## [GOAL]
Give only the number of lines in the data that include the string "测试及试运行计划".

## [RAW RECORDS]
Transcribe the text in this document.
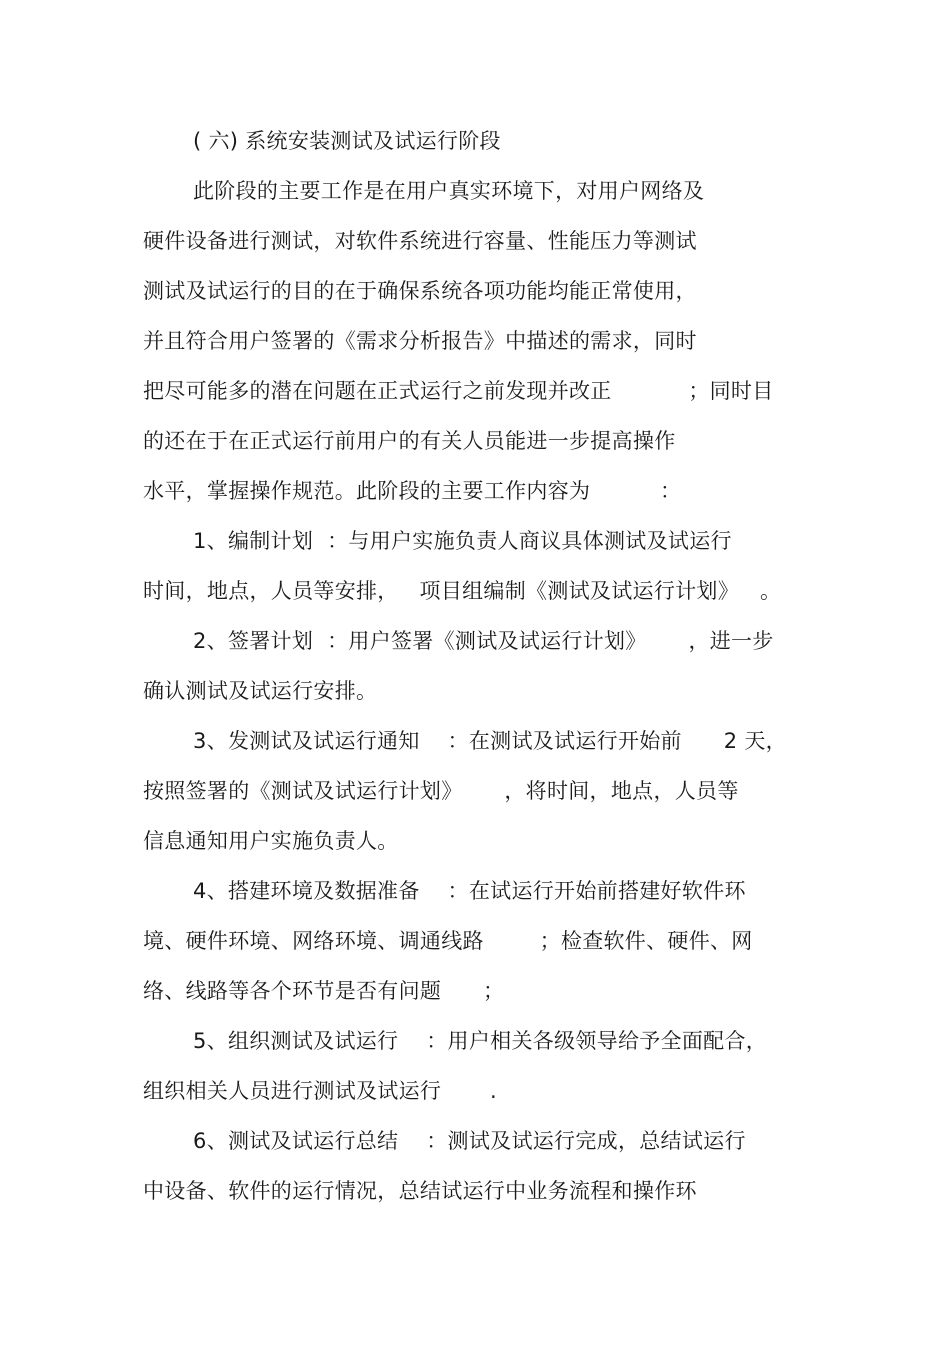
( 六) 系统安装测试及试运行阶段
此阶段的主要工作是在用户真实环境下，对用户网络及
硬件设备进行测试，对软件系统进行容量、性能压力等测试
测试及试运行的目的在于确保系统各项功能均能正常使用，
并且符合用户签署的《需求分析报告》中描述的需求，同时
把尽可能多的潜在问题在正式运行之前发现并改正           ；同时目
的还在于在正式运行前用户的有关人员能进一步提高操作
水平，掌握操作规范。此阶段的主要工作内容为          ：
1、编制计划  ：与用户实施负责人商议具体测试及试运行
时间，地点，人员等安排，   项目组编制《测试及试运行计划》   。
2、签署计划  ：用户签署《测试及试运行计划》      ，进一步
确认测试及试运行安排。
3、发测试及试运行通知    ：在测试及试运行开始前      2 天，
按照签署的《测试及试运行计划》      ，将时间，地点，人员等
信息通知用户实施负责人。
4、搭建环境及数据准备    ：在试运行开始前搭建好软件环
境、硬件环境、网络环境、调通线路        ；检查软件、硬件、网
络、线路等各个环节是否有问题      ；
5、组织测试及试运行    ：用户相关各级领导给予全面配合，
组织相关人员进行测试及试运行       .
6、测试及试运行总结    ：测试及试运行完成，总结试运行
中设备、软件的运行情况，总结试运行中业务流程和操作环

## [FINISHED TASK]
3